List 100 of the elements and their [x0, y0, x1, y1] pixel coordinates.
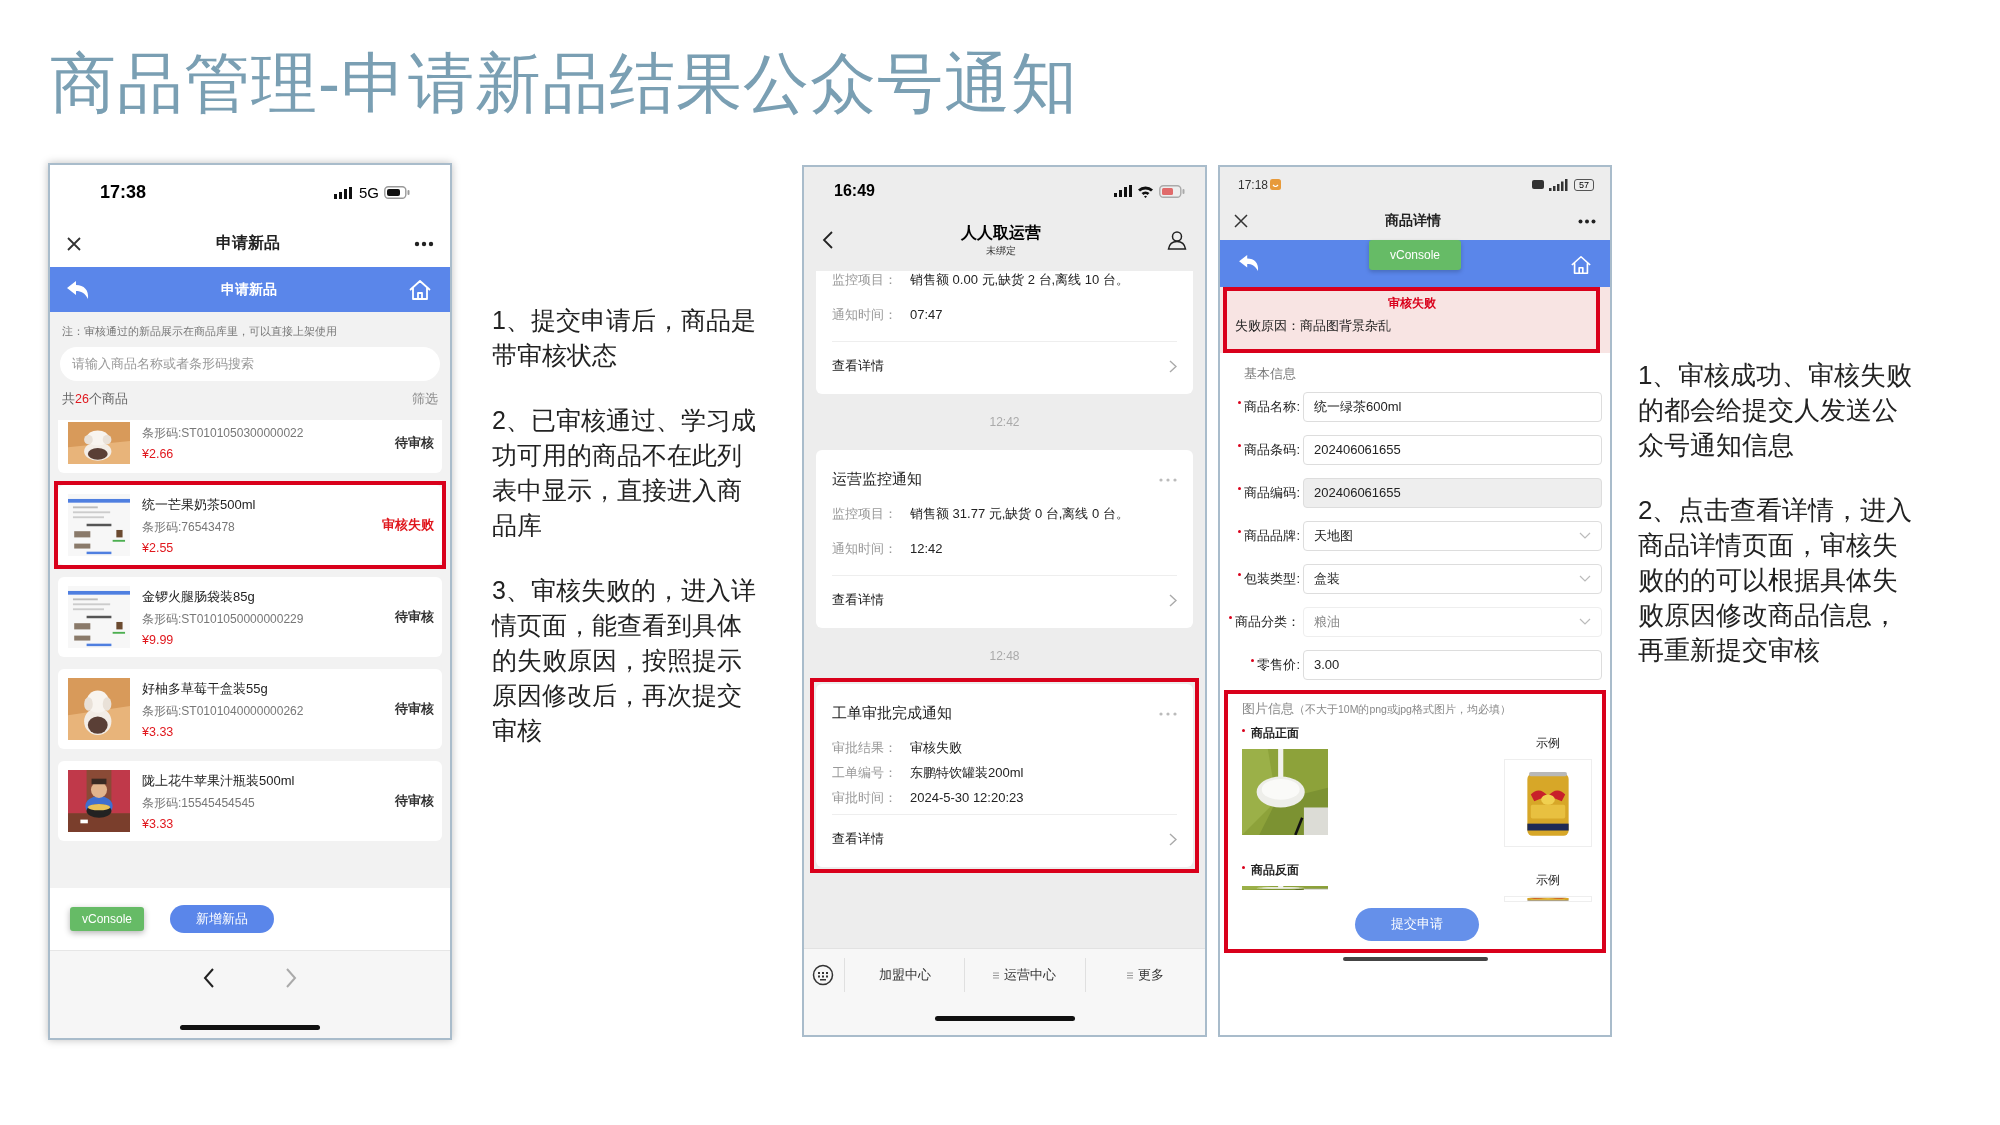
field-label: 通知时间： [832, 540, 898, 557]
example-label: 示例 [1536, 736, 1560, 751]
submenu-icon [1126, 971, 1133, 979]
view-details-link[interactable]: 查看详情 [832, 341, 1177, 390]
field-value: 2024-5-30 12:20:23 [910, 789, 1024, 806]
back-icon[interactable] [822, 230, 834, 250]
product-name: 陇上花牛苹果汁瓶装500ml [142, 771, 296, 790]
photo-section-title: 图片信息（不大于10M的png或jpg格式图片，均必填） [1242, 700, 1512, 718]
input-field[interactable]: 3.00 [1303, 649, 1602, 680]
battery-icon [1159, 184, 1185, 198]
more-icon[interactable] [1578, 218, 1596, 224]
review-status: 待审核 [395, 700, 434, 718]
slide-title: 商品管理-申请新品结果公众号通知 [49, 45, 1079, 113]
field-value: 东鹏特饮罐装200ml [910, 764, 1024, 781]
review-status: 审核失败 [382, 516, 434, 534]
product-name: 统一芒果奶茶500ml [142, 495, 257, 514]
battery-level: 57 [1574, 178, 1594, 191]
product-card[interactable]: 金锣火腿肠袋装85g 条形码:ST0101050000000229 ¥9.99 待审核 [58, 577, 442, 657]
home-icon[interactable] [1570, 254, 1592, 276]
failure-reason: 失败原因：商品图背景杂乱 [1235, 318, 1392, 335]
account-name: 人人取运营 [960, 222, 1041, 243]
price-text: ¥9.99 [142, 632, 175, 647]
field-label: 通知时间： [832, 306, 898, 323]
menu-item[interactable]: 加盟中心 [844, 958, 965, 992]
field-label: 零售价: [1257, 655, 1300, 674]
message-time: 12:42 [989, 414, 1020, 431]
barcode-text: 条形码:ST0101050300000022 [142, 425, 305, 442]
menu-item[interactable]: 更多 [1084, 958, 1205, 992]
chevron-right-icon [1169, 359, 1177, 373]
product-card[interactable]: 好柚多草莓干盒装55g 条形码:ST0101040000000262 ¥3.33 待审核 [58, 669, 442, 749]
select-field[interactable]: 天地图 [1303, 520, 1602, 551]
field-label: 包装类型: [1244, 569, 1300, 588]
field-value: 07:47 [910, 306, 943, 323]
select-field[interactable]: 盒装 [1303, 563, 1602, 594]
product-card[interactable]: 条形码:ST0101050300000022 ¥2.66 待审核 [58, 420, 442, 473]
note-paragraph: 1、提交申请后，商品是带审核状态 [492, 305, 757, 371]
status-time: 16:49 [834, 182, 875, 200]
product-card[interactable]: 陇上花牛苹果汁瓶装500ml 条形码:15545454545 ¥3.33 待审核 [58, 761, 442, 841]
person-icon[interactable] [1167, 230, 1187, 250]
message-time: 12:48 [989, 648, 1020, 665]
page-title: 申请新品 [216, 233, 280, 253]
input-field[interactable]: 202406061655 [1303, 477, 1602, 508]
note-paragraph: 3、审核失败的，进入详情页面，能查看到具体的失败原因，按照提示原因修改后，再次提交审核 [492, 575, 757, 746]
home-icon[interactable] [408, 278, 432, 301]
note-paragraph: 2、已审核通过、学习成功可用的商品不在此列表中显示，直接进入商品库 [492, 405, 757, 541]
chevron-right-icon [1169, 593, 1177, 607]
menu-item[interactable]: 运营中心 [964, 958, 1085, 992]
account-status: 未绑定 [985, 243, 1016, 258]
barcode-text: 条形码:15545454545 [142, 794, 256, 812]
view-details-link[interactable]: 查看详情 [832, 575, 1177, 624]
field-label: 商品名称: [1244, 397, 1300, 416]
barcode-text: 条形码:ST0101050000000229 [142, 610, 305, 628]
more-icon[interactable] [414, 240, 434, 247]
product-count: 共26个商品 [62, 391, 128, 408]
smiley-icon [1270, 179, 1282, 190]
view-details-link[interactable]: 查看详情 [832, 814, 1177, 863]
barcode-text: 条形码:ST0101040000000262 [142, 702, 305, 720]
price-text: ¥3.33 [142, 816, 175, 831]
close-icon[interactable] [66, 235, 82, 252]
barcode-text: 条形码:76543478 [142, 518, 236, 536]
price-text: ¥2.55 [142, 540, 175, 555]
network-label: 5G [359, 184, 379, 201]
search-field[interactable]: 请输入商品名称或者条形码搜索 [60, 347, 440, 381]
review-status: 待审核 [395, 434, 434, 452]
example-label: 示例 [1536, 873, 1560, 888]
dropdown-icon [1579, 575, 1591, 582]
hd-icon [1532, 180, 1544, 189]
photo-label: 商品反面 [1251, 863, 1299, 878]
dropdown-icon [1579, 618, 1591, 625]
field-label: 商品品牌: [1244, 526, 1300, 545]
input-field[interactable]: 统一绿茶600ml [1303, 391, 1602, 422]
signal-icon [1114, 185, 1132, 197]
header-title: 申请新品 [221, 280, 277, 299]
field-value: 销售额 0.00 元,缺货 2 台,离线 10 台。 [910, 271, 1129, 288]
price-text: ¥3.33 [142, 724, 175, 739]
submenu-icon [993, 971, 1000, 979]
battery-icon [384, 186, 410, 199]
keyboard-icon[interactable] [812, 964, 834, 986]
review-status: 待审核 [395, 792, 434, 810]
field-label: 审批结果： [832, 739, 898, 756]
notice-text: 注：审核通过的新品展示在商品库里，可以直接上架使用 [62, 324, 338, 339]
input-field[interactable]: 202406061655 [1303, 434, 1602, 465]
page-title: 商品详情 [1385, 212, 1441, 230]
note-paragraph: 1、审核成功、审核失败的都会给提交人发送公众号通知信息 [1638, 359, 1914, 462]
photo-label: 商品正面 [1251, 726, 1299, 741]
field-label: 监控项目： [832, 271, 898, 288]
message-title: 运营监控通知 [832, 470, 922, 489]
field-label: 商品编码: [1244, 483, 1300, 502]
review-status: 待审核 [395, 608, 434, 626]
field-label: 审批时间： [832, 789, 898, 806]
field-value: 销售额 31.77 元,缺货 0 台,离线 0 台。 [910, 505, 1129, 522]
wifi-icon [1137, 184, 1154, 198]
review-result: 审核失败 [1387, 295, 1436, 312]
field-label: 监控项目： [832, 505, 898, 522]
field-value: 12:42 [910, 540, 943, 557]
price-text: ¥2.66 [142, 447, 175, 461]
field-label: 商品条码: [1244, 440, 1300, 459]
status-time: 17:38 [100, 182, 147, 203]
product-card[interactable]: 统一芒果奶茶500ml 条形码:76543478 ¥2.55 审核失败 [58, 485, 442, 565]
close-icon[interactable] [1234, 214, 1248, 228]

******

▶ **Brief**: Can you reproduce every entry above word for word, leaving out the pictures?

▶ **Full output**:
List 100 of the elements and their [x0, y0, x1, y1] pixel coordinates.
field-label: 通知时间： [832, 540, 898, 557]
example-label: 示例 [1536, 736, 1560, 751]
submenu-icon [1126, 971, 1133, 979]
view-details-link[interactable]: 查看详情 [832, 341, 1177, 390]
field-value: 2024-5-30 12:20:23 [910, 789, 1024, 806]
back-icon[interactable] [822, 230, 834, 250]
product-name: 陇上花牛苹果汁瓶装500ml [142, 771, 296, 790]
photo-section-title: 图片信息（不大于10M的png或jpg格式图片，均必填） [1242, 700, 1512, 718]
input-field[interactable]: 3.00 [1303, 649, 1602, 680]
battery-icon [1159, 184, 1185, 198]
more-icon[interactable] [1578, 218, 1596, 224]
review-status: 待审核 [395, 700, 434, 718]
slide-title: 商品管理-申请新品结果公众号通知 [49, 45, 1079, 113]
field-value: 东鹏特饮罐装200ml [910, 764, 1024, 781]
review-status: 审核失败 [382, 516, 434, 534]
product-name: 统一芒果奶茶500ml [142, 495, 257, 514]
battery-level: 57 [1574, 178, 1594, 191]
product-card[interactable]: 金锣火腿肠袋装85g 条形码:ST0101050000000229 ¥9.99 待审核 [58, 577, 442, 657]
home-icon[interactable] [1570, 254, 1592, 276]
failure-reason: 失败原因：商品图背景杂乱 [1235, 318, 1392, 335]
account-name: 人人取运营 [960, 222, 1041, 243]
price-text: ¥9.99 [142, 632, 175, 647]
field-label: 通知时间： [832, 306, 898, 323]
menu-item[interactable]: 加盟中心 [844, 958, 965, 992]
field-label: 零售价: [1257, 655, 1300, 674]
message-time: 12:42 [989, 414, 1020, 431]
barcode-text: 条形码:ST0101050300000022 [142, 425, 305, 442]
menu-item[interactable]: 更多 [1084, 958, 1205, 992]
chevron-right-icon [1169, 359, 1177, 373]
product-card[interactable]: 好柚多草莓干盒装55g 条形码:ST0101040000000262 ¥3.33 待审核 [58, 669, 442, 749]
select-field[interactable]: 天地图 [1303, 520, 1602, 551]
field-label: 包装类型: [1244, 569, 1300, 588]
field-value: 07:47 [910, 306, 943, 323]
select-field[interactable]: 盒装 [1303, 563, 1602, 594]
product-card[interactable]: 条形码:ST0101050300000022 ¥2.66 待审核 [58, 420, 442, 473]
note-paragraph: 1、提交申请后，商品是带审核状态 [492, 305, 757, 371]
status-time: 16:49 [834, 182, 875, 200]
product-card[interactable]: 陇上花牛苹果汁瓶装500ml 条形码:15545454545 ¥3.33 待审核 [58, 761, 442, 841]
person-icon[interactable] [1167, 230, 1187, 250]
message-time: 12:48 [989, 648, 1020, 665]
page-title: 申请新品 [216, 233, 280, 253]
input-field[interactable]: 202406061655 [1303, 477, 1602, 508]
note-paragraph: 3、审核失败的，进入详情页面，能查看到具体的失败原因，按照提示原因修改后，再次提交审核 [492, 575, 757, 746]
home-icon[interactable] [408, 278, 432, 301]
note-paragraph: 2、已审核通过、学习成功可用的商品不在此列表中显示，直接进入商品库 [492, 405, 757, 541]
chevron-right-icon [1169, 593, 1177, 607]
menu-item[interactable]: 运营中心 [964, 958, 1085, 992]
account-status: 未绑定 [985, 243, 1016, 258]
barcode-text: 条形码:15545454545 [142, 794, 256, 812]
view-details-link[interactable]: 查看详情 [832, 575, 1177, 624]
field-label: 商品名称: [1244, 397, 1300, 416]
barcode-text: 条形码:ST0101050000000229 [142, 610, 305, 628]
more-icon[interactable] [414, 240, 434, 247]
product-count: 共26个商品 [62, 391, 128, 408]
smiley-icon [1270, 179, 1282, 190]
view-details-link[interactable]: 查看详情 [832, 814, 1177, 863]
barcode-text: 条形码:ST0101040000000262 [142, 702, 305, 720]
price-text: ¥3.33 [142, 816, 175, 831]
close-icon[interactable] [66, 235, 82, 252]
barcode-text: 条形码:76543478 [142, 518, 236, 536]
price-text: ¥2.55 [142, 540, 175, 555]
network-label: 5G [359, 184, 379, 201]
search-field[interactable]: 请输入商品名称或者条形码搜索 [60, 347, 440, 381]
review-status: 待审核 [395, 434, 434, 452]
example-label: 示例 [1536, 873, 1560, 888]
dropdown-icon [1579, 575, 1591, 582]
hd-icon [1532, 180, 1544, 189]
photo-label: 商品反面 [1251, 863, 1299, 878]
dropdown-icon [1579, 618, 1591, 625]
field-label: 商品品牌: [1244, 526, 1300, 545]
input-field[interactable]: 统一绿茶600ml [1303, 391, 1602, 422]
signal-icon [1114, 185, 1132, 197]
header-title: 申请新品 [221, 280, 277, 299]
field-value: 销售额 0.00 元,缺货 2 台,离线 10 台。 [910, 271, 1129, 288]
price-text: ¥3.33 [142, 724, 175, 739]
submenu-icon [993, 971, 1000, 979]
battery-icon [384, 186, 410, 199]
keyboard-icon[interactable] [812, 964, 834, 986]
review-status: 待审核 [395, 792, 434, 810]
field-label: 审批结果： [832, 739, 898, 756]
notice-text: 注：审核通过的新品展示在商品库里，可以直接上架使用 [62, 324, 338, 339]
input-field[interactable]: 202406061655 [1303, 434, 1602, 465]
page-title: 商品详情 [1385, 212, 1441, 230]
note-paragraph: 1、审核成功、审核失败的都会给提交人发送公众号通知信息 [1638, 359, 1914, 462]
photo-label: 商品正面 [1251, 726, 1299, 741]
field-label: 监控项目： [832, 271, 898, 288]
message-title: 运营监控通知 [832, 470, 922, 489]
field-label: 商品编码: [1244, 483, 1300, 502]
review-status: 待审核 [395, 608, 434, 626]
field-label: 审批时间： [832, 789, 898, 806]
field-value: 销售额 31.77 元,缺货 0 台,离线 0 台。 [910, 505, 1129, 522]
wifi-icon [1137, 184, 1154, 198]
review-result: 审核失败 [1387, 295, 1436, 312]
field-label: 监控项目： [832, 505, 898, 522]
field-value: 12:42 [910, 540, 943, 557]
price-text: ¥2.66 [142, 447, 175, 461]
field-label: 商品条码: [1244, 440, 1300, 459]
status-time: 17:38 [100, 182, 147, 203]
product-card[interactable]: 统一芒果奶茶500ml 条形码:76543478 ¥2.55 审核失败 [58, 485, 442, 565]
close-icon[interactable] [1234, 214, 1248, 228]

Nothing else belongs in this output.